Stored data
▼

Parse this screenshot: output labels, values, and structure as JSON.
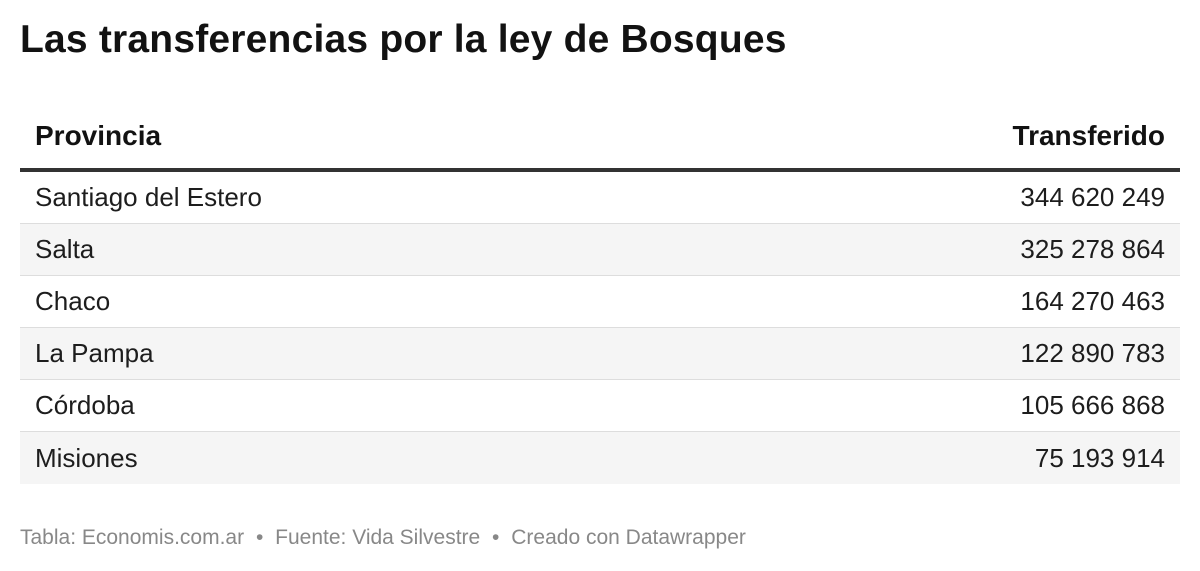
{
  "title": "Las transferencias por la ley de Bosques",
  "chart_data": {
    "type": "table",
    "title": "Las transferencias por la ley de Bosques",
    "columns": [
      "Provincia",
      "Transferido"
    ],
    "rows": [
      {
        "provincia": "Santiago del Estero",
        "transferido": "344 620 249"
      },
      {
        "provincia": "Salta",
        "transferido": "325 278 864"
      },
      {
        "provincia": "Chaco",
        "transferido": "164 270 463"
      },
      {
        "provincia": "La Pampa",
        "transferido": "122 890 783"
      },
      {
        "provincia": "Córdoba",
        "transferido": "105 666 868"
      },
      {
        "provincia": "Misiones",
        "transferido": "75 193 914"
      }
    ],
    "values": [
      344620249,
      325278864,
      164270463,
      122890783,
      105666868,
      75193914
    ]
  },
  "footer": {
    "table_credit": "Tabla: Economis.com.ar",
    "source": "Fuente: Vida Silvestre",
    "created": "Creado con Datawrapper",
    "separator": "•"
  },
  "colors": {
    "header_rule": "#333333",
    "stripe": "#f5f5f5",
    "footer_text": "#888888"
  }
}
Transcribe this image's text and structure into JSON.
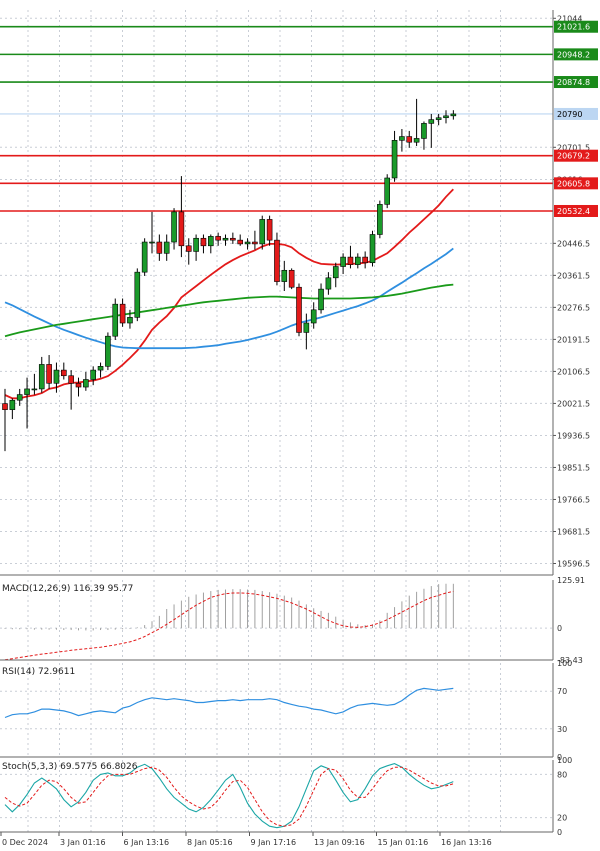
{
  "colors": {
    "bull": "#1a9a2a",
    "bear": "#e31a1a",
    "ma_fast": "#e31a1a",
    "ma_mid": "#2f8fe0",
    "ma_slow": "#1a9a1a",
    "resistance": "#1a8a1a",
    "support": "#e31a1a",
    "current": "#bcd6f2",
    "grid": "#c9ced6",
    "axis_text": "#333333"
  },
  "chart_data": [
    {
      "type": "candlestick",
      "title": "",
      "ylim": [
        19566,
        21066
      ],
      "y_ticks": [
        21044.0,
        20701.5,
        20616.0,
        20446.5,
        20361.5,
        20276.5,
        20191.5,
        20106.5,
        20021.5,
        19936.5,
        19851.5,
        19766.5,
        19681.5,
        19596.5
      ],
      "price_labels": {
        "resistance": [
          21021.6,
          20948.2,
          20874.8
        ],
        "current": 20790.0,
        "support": [
          20679.2,
          20605.8,
          20532.4
        ]
      },
      "x_labels": [
        "0 Dec 2024",
        "3 Jan 01:16",
        "6 Jan 13:16",
        "8 Jan 05:16",
        "9 Jan 17:16",
        "13 Jan 09:16",
        "15 Jan 01:16",
        "16 Jan 13:16"
      ],
      "candles": [
        {
          "o": 20021,
          "h": 20060,
          "l": 19895,
          "c": 20005
        },
        {
          "o": 20005,
          "h": 20035,
          "l": 19980,
          "c": 20030
        },
        {
          "o": 20030,
          "h": 20060,
          "l": 20015,
          "c": 20045
        },
        {
          "o": 20045,
          "h": 20090,
          "l": 19955,
          "c": 20060
        },
        {
          "o": 20060,
          "h": 20100,
          "l": 20045,
          "c": 20060
        },
        {
          "o": 20060,
          "h": 20145,
          "l": 20050,
          "c": 20125
        },
        {
          "o": 20125,
          "h": 20150,
          "l": 20060,
          "c": 20075
        },
        {
          "o": 20075,
          "h": 20130,
          "l": 20050,
          "c": 20110
        },
        {
          "o": 20110,
          "h": 20130,
          "l": 20085,
          "c": 20095
        },
        {
          "o": 20095,
          "h": 20110,
          "l": 20005,
          "c": 20075
        },
        {
          "o": 20075,
          "h": 20090,
          "l": 20040,
          "c": 20065
        },
        {
          "o": 20065,
          "h": 20105,
          "l": 20055,
          "c": 20085
        },
        {
          "o": 20085,
          "h": 20120,
          "l": 20070,
          "c": 20110
        },
        {
          "o": 20110,
          "h": 20130,
          "l": 20090,
          "c": 20120
        },
        {
          "o": 20120,
          "h": 20210,
          "l": 20110,
          "c": 20200
        },
        {
          "o": 20200,
          "h": 20300,
          "l": 20190,
          "c": 20285
        },
        {
          "o": 20285,
          "h": 20300,
          "l": 20225,
          "c": 20235
        },
        {
          "o": 20235,
          "h": 20270,
          "l": 20220,
          "c": 20250
        },
        {
          "o": 20250,
          "h": 20380,
          "l": 20240,
          "c": 20370
        },
        {
          "o": 20370,
          "h": 20460,
          "l": 20360,
          "c": 20450
        },
        {
          "o": 20450,
          "h": 20530,
          "l": 20420,
          "c": 20450
        },
        {
          "o": 20450,
          "h": 20470,
          "l": 20400,
          "c": 20420
        },
        {
          "o": 20420,
          "h": 20470,
          "l": 20400,
          "c": 20450
        },
        {
          "o": 20450,
          "h": 20540,
          "l": 20430,
          "c": 20530
        },
        {
          "o": 20530,
          "h": 20625,
          "l": 20410,
          "c": 20440
        },
        {
          "o": 20440,
          "h": 20460,
          "l": 20390,
          "c": 20425
        },
        {
          "o": 20425,
          "h": 20470,
          "l": 20400,
          "c": 20460
        },
        {
          "o": 20460,
          "h": 20470,
          "l": 20420,
          "c": 20440
        },
        {
          "o": 20440,
          "h": 20470,
          "l": 20420,
          "c": 20465
        },
        {
          "o": 20465,
          "h": 20475,
          "l": 20440,
          "c": 20455
        },
        {
          "o": 20455,
          "h": 20470,
          "l": 20440,
          "c": 20460
        },
        {
          "o": 20460,
          "h": 20475,
          "l": 20445,
          "c": 20455
        },
        {
          "o": 20455,
          "h": 20470,
          "l": 20440,
          "c": 20445
        },
        {
          "o": 20445,
          "h": 20460,
          "l": 20430,
          "c": 20450
        },
        {
          "o": 20450,
          "h": 20480,
          "l": 20430,
          "c": 20445
        },
        {
          "o": 20445,
          "h": 20520,
          "l": 20430,
          "c": 20510
        },
        {
          "o": 20510,
          "h": 20520,
          "l": 20440,
          "c": 20455
        },
        {
          "o": 20455,
          "h": 20475,
          "l": 20335,
          "c": 20345
        },
        {
          "o": 20345,
          "h": 20400,
          "l": 20320,
          "c": 20375
        },
        {
          "o": 20375,
          "h": 20380,
          "l": 20325,
          "c": 20330
        },
        {
          "o": 20330,
          "h": 20340,
          "l": 20200,
          "c": 20210
        },
        {
          "o": 20210,
          "h": 20260,
          "l": 20165,
          "c": 20235
        },
        {
          "o": 20235,
          "h": 20290,
          "l": 20220,
          "c": 20270
        },
        {
          "o": 20270,
          "h": 20340,
          "l": 20260,
          "c": 20325
        },
        {
          "o": 20325,
          "h": 20370,
          "l": 20310,
          "c": 20355
        },
        {
          "o": 20355,
          "h": 20395,
          "l": 20330,
          "c": 20385
        },
        {
          "o": 20385,
          "h": 20420,
          "l": 20365,
          "c": 20410
        },
        {
          "o": 20410,
          "h": 20440,
          "l": 20380,
          "c": 20390
        },
        {
          "o": 20390,
          "h": 20420,
          "l": 20380,
          "c": 20410
        },
        {
          "o": 20410,
          "h": 20425,
          "l": 20380,
          "c": 20395
        },
        {
          "o": 20395,
          "h": 20480,
          "l": 20385,
          "c": 20470
        },
        {
          "o": 20470,
          "h": 20560,
          "l": 20460,
          "c": 20550
        },
        {
          "o": 20550,
          "h": 20630,
          "l": 20540,
          "c": 20620
        },
        {
          "o": 20620,
          "h": 20745,
          "l": 20610,
          "c": 20720
        },
        {
          "o": 20720,
          "h": 20750,
          "l": 20690,
          "c": 20730
        },
        {
          "o": 20730,
          "h": 20745,
          "l": 20700,
          "c": 20715
        },
        {
          "o": 20715,
          "h": 20830,
          "l": 20705,
          "c": 20725
        },
        {
          "o": 20725,
          "h": 20770,
          "l": 20695,
          "c": 20765
        },
        {
          "o": 20765,
          "h": 20790,
          "l": 20700,
          "c": 20775
        },
        {
          "o": 20775,
          "h": 20790,
          "l": 20760,
          "c": 20780
        },
        {
          "o": 20780,
          "h": 20800,
          "l": 20765,
          "c": 20785
        },
        {
          "o": 20785,
          "h": 20800,
          "l": 20775,
          "c": 20790
        }
      ],
      "moving_averages": [
        {
          "role": "fast",
          "values": [
            20044,
            20035,
            20035,
            20040,
            20043,
            20049,
            20060,
            20064,
            20072,
            20076,
            20077,
            20080,
            20082,
            20087,
            20094,
            20108,
            20124,
            20142,
            20162,
            20188,
            20217,
            20236,
            20253,
            20275,
            20303,
            20318,
            20333,
            20348,
            20363,
            20377,
            20391,
            20402,
            20412,
            20420,
            20428,
            20438,
            20445,
            20445,
            20443,
            20436,
            20420,
            20408,
            20398,
            20392,
            20391,
            20390,
            20391,
            20392,
            20393,
            20395,
            20400,
            20410,
            20420,
            20437,
            20455,
            20475,
            20492,
            20510,
            20528,
            20547,
            20570,
            20590
          ]
        },
        {
          "role": "mid",
          "values": [
            20290,
            20282,
            20272,
            20262,
            20252,
            20243,
            20234,
            20225,
            20217,
            20210,
            20203,
            20196,
            20190,
            20184,
            20178,
            20173,
            20170,
            20169,
            20168,
            20168,
            20168,
            20168,
            20168,
            20168,
            20168,
            20169,
            20170,
            20172,
            20174,
            20176,
            20180,
            20183,
            20186,
            20190,
            20195,
            20200,
            20205,
            20212,
            20220,
            20228,
            20235,
            20240,
            20245,
            20250,
            20256,
            20262,
            20268,
            20274,
            20280,
            20287,
            20295,
            20305,
            20318,
            20330,
            20342,
            20355,
            20367,
            20380,
            20392,
            20405,
            20418,
            20433
          ]
        },
        {
          "role": "slow",
          "values": [
            20200,
            20205,
            20210,
            20214,
            20218,
            20222,
            20226,
            20230,
            20233,
            20236,
            20239,
            20242,
            20245,
            20248,
            20251,
            20254,
            20257,
            20260,
            20263,
            20266,
            20269,
            20272,
            20275,
            20278,
            20281,
            20284,
            20287,
            20290,
            20292,
            20294,
            20296,
            20298,
            20300,
            20302,
            20303,
            20304,
            20305,
            20305,
            20304,
            20303,
            20302,
            20301,
            20300,
            20300,
            20300,
            20300,
            20300,
            20300,
            20301,
            20302,
            20303,
            20305,
            20307,
            20310,
            20313,
            20317,
            20321,
            20325,
            20329,
            20332,
            20335,
            20337
          ]
        }
      ]
    },
    {
      "type": "bar",
      "title": "MACD(12,26,9) 116.39 95.77",
      "ylim": [
        -83.43,
        125.91
      ],
      "y_ticks": [
        125.91,
        0.0,
        -83.43
      ],
      "histogram": [
        -2,
        -3,
        -3,
        -3,
        -4,
        -4,
        -4,
        -4,
        -5,
        -5,
        -6,
        -6,
        -6,
        -5,
        -5,
        -4,
        -3,
        -2,
        2,
        8,
        18,
        32,
        50,
        62,
        72,
        82,
        88,
        93,
        97,
        100,
        101,
        102,
        102,
        101,
        100,
        97,
        94,
        90,
        85,
        80,
        72,
        62,
        52,
        45,
        40,
        30,
        22,
        15,
        10,
        8,
        10,
        20,
        40,
        55,
        70,
        85,
        95,
        103,
        110,
        115,
        116,
        116
      ],
      "signal": [
        -83,
        -80,
        -77,
        -74,
        -71,
        -68,
        -66,
        -63,
        -61,
        -58,
        -56,
        -54,
        -52,
        -50,
        -47,
        -44,
        -40,
        -36,
        -30,
        -22,
        -12,
        -2,
        10,
        22,
        35,
        48,
        60,
        70,
        80,
        86,
        90,
        92,
        92,
        91,
        89,
        86,
        82,
        78,
        72,
        66,
        58,
        50,
        40,
        30,
        20,
        12,
        6,
        3,
        2,
        4,
        8,
        14,
        22,
        32,
        42,
        52,
        62,
        72,
        80,
        86,
        92,
        96
      ]
    },
    {
      "type": "line",
      "title": "RSI(14) 72.9611",
      "ylim": [
        0,
        100
      ],
      "y_ticks": [
        100,
        70,
        30,
        0
      ],
      "values": [
        42,
        45,
        46,
        46,
        48,
        51,
        51,
        50,
        49,
        47,
        44,
        46,
        48,
        49,
        48,
        47,
        52,
        54,
        58,
        61,
        63,
        62,
        61,
        62,
        61,
        60,
        58,
        58,
        59,
        60,
        60,
        61,
        60,
        61,
        61,
        61,
        62,
        61,
        58,
        56,
        54,
        53,
        51,
        50,
        48,
        46,
        48,
        52,
        55,
        56,
        57,
        56,
        55,
        56,
        60,
        66,
        71,
        73,
        72,
        71,
        72,
        73
      ]
    },
    {
      "type": "line",
      "title": "Stoch(5,3,3) 69.5775 66.8026",
      "ylim": [
        0,
        100
      ],
      "y_ticks": [
        100,
        80,
        20,
        0
      ],
      "series": [
        {
          "role": "main",
          "values": [
            38,
            28,
            38,
            52,
            68,
            75,
            68,
            60,
            45,
            35,
            42,
            55,
            72,
            80,
            82,
            78,
            78,
            82,
            90,
            94,
            88,
            75,
            60,
            48,
            40,
            32,
            28,
            34,
            45,
            58,
            72,
            80,
            62,
            40,
            25,
            15,
            8,
            6,
            8,
            15,
            35,
            60,
            85,
            92,
            88,
            72,
            55,
            42,
            45,
            60,
            78,
            88,
            92,
            95,
            90,
            80,
            72,
            65,
            60,
            62,
            66,
            70
          ]
        },
        {
          "role": "signal",
          "values": [
            48,
            40,
            36,
            40,
            52,
            65,
            72,
            70,
            60,
            48,
            40,
            42,
            55,
            68,
            78,
            80,
            80,
            80,
            84,
            88,
            90,
            86,
            76,
            62,
            50,
            42,
            36,
            32,
            34,
            44,
            58,
            70,
            72,
            62,
            45,
            28,
            16,
            10,
            8,
            10,
            18,
            36,
            58,
            80,
            88,
            86,
            74,
            58,
            48,
            48,
            60,
            74,
            85,
            90,
            90,
            86,
            80,
            74,
            68,
            64,
            64,
            67
          ]
        }
      ]
    }
  ]
}
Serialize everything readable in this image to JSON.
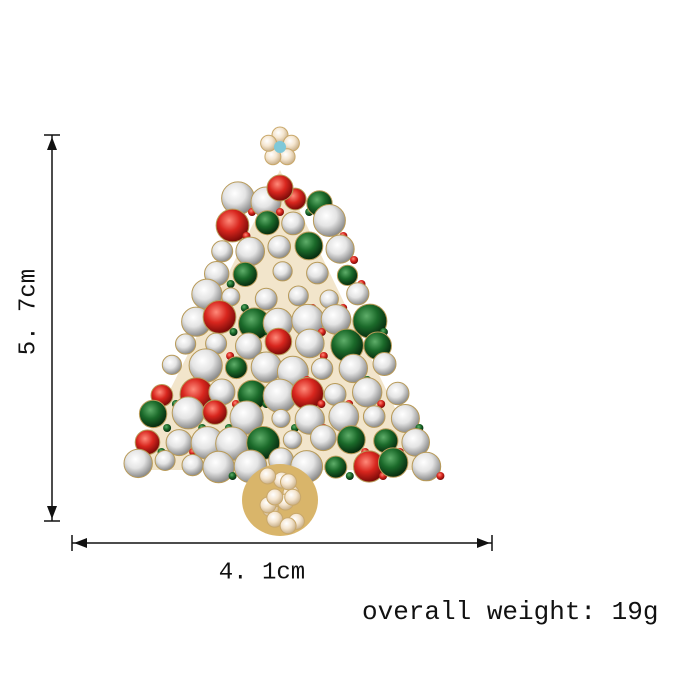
{
  "height_label": "5. 7cm",
  "width_label": "4. 1cm",
  "weight_label": "overall weight: 19g"
}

▲

[Instructions to follow]
Identify each line containing the string "JSON" and copy it out.

[Task output]
Parse this screenshot: output labels, values, and structure as JSON.
Transcribe this image's text and structure into JSON.
Serialize everything readable in this image to JSON.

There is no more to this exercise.